Goal of the exercise -
Copy out the listing that follows, exactly, without its pictures.
>> Begin Input data
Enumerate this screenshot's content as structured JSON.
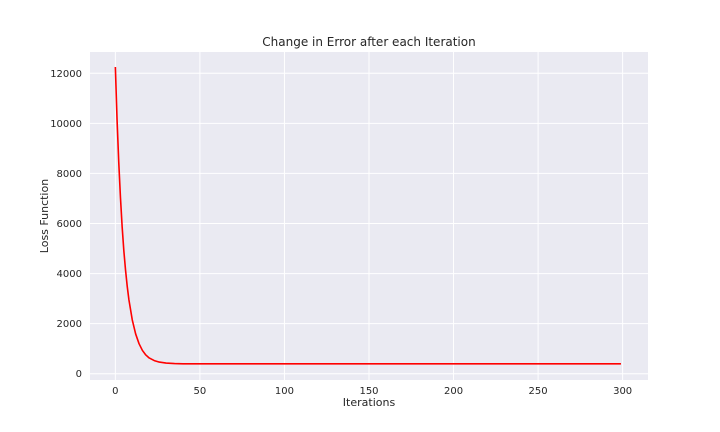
{
  "chart_data": {
    "type": "line",
    "title": "Change in Error after each Iteration",
    "xlabel": "Iterations",
    "ylabel": "Loss Function",
    "xlim": [
      -15,
      315
    ],
    "ylim": [
      -250,
      12850
    ],
    "xticks": [
      0,
      50,
      100,
      150,
      200,
      250,
      300
    ],
    "yticks": [
      0,
      2000,
      4000,
      6000,
      8000,
      10000,
      12000
    ],
    "grid": true,
    "background_color": "#eaeaf2",
    "grid_color": "#ffffff",
    "series": [
      {
        "color": "#ff0000",
        "x": [
          0,
          1,
          2,
          3,
          4,
          5,
          6,
          7,
          8,
          10,
          12,
          14,
          16,
          18,
          20,
          23,
          26,
          30,
          35,
          40,
          50,
          75,
          100,
          150,
          200,
          250,
          299
        ],
        "y": [
          12250,
          10150,
          8450,
          7050,
          5880,
          4920,
          4150,
          3500,
          2960,
          2150,
          1590,
          1200,
          930,
          750,
          630,
          525,
          465,
          425,
          405,
          398,
          395,
          395,
          395,
          395,
          395,
          395,
          395
        ]
      }
    ]
  }
}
>> End Input data
Exercise response -
Enumerate this screenshot's content as structured JSON.
{
  "chart_data": {
    "type": "line",
    "title": "Change in Error after each Iteration",
    "xlabel": "Iterations",
    "ylabel": "Loss Function",
    "xlim": [
      -15,
      315
    ],
    "ylim": [
      -250,
      12850
    ],
    "xticks": [
      0,
      50,
      100,
      150,
      200,
      250,
      300
    ],
    "yticks": [
      0,
      2000,
      4000,
      6000,
      8000,
      10000,
      12000
    ],
    "grid": true,
    "background_color": "#eaeaf2",
    "grid_color": "#ffffff",
    "series": [
      {
        "color": "#ff0000",
        "x": [
          0,
          1,
          2,
          3,
          4,
          5,
          6,
          7,
          8,
          10,
          12,
          14,
          16,
          18,
          20,
          23,
          26,
          30,
          35,
          40,
          50,
          75,
          100,
          150,
          200,
          250,
          299
        ],
        "y": [
          12250,
          10150,
          8450,
          7050,
          5880,
          4920,
          4150,
          3500,
          2960,
          2150,
          1590,
          1200,
          930,
          750,
          630,
          525,
          465,
          425,
          405,
          398,
          395,
          395,
          395,
          395,
          395,
          395,
          395
        ]
      }
    ]
  }
}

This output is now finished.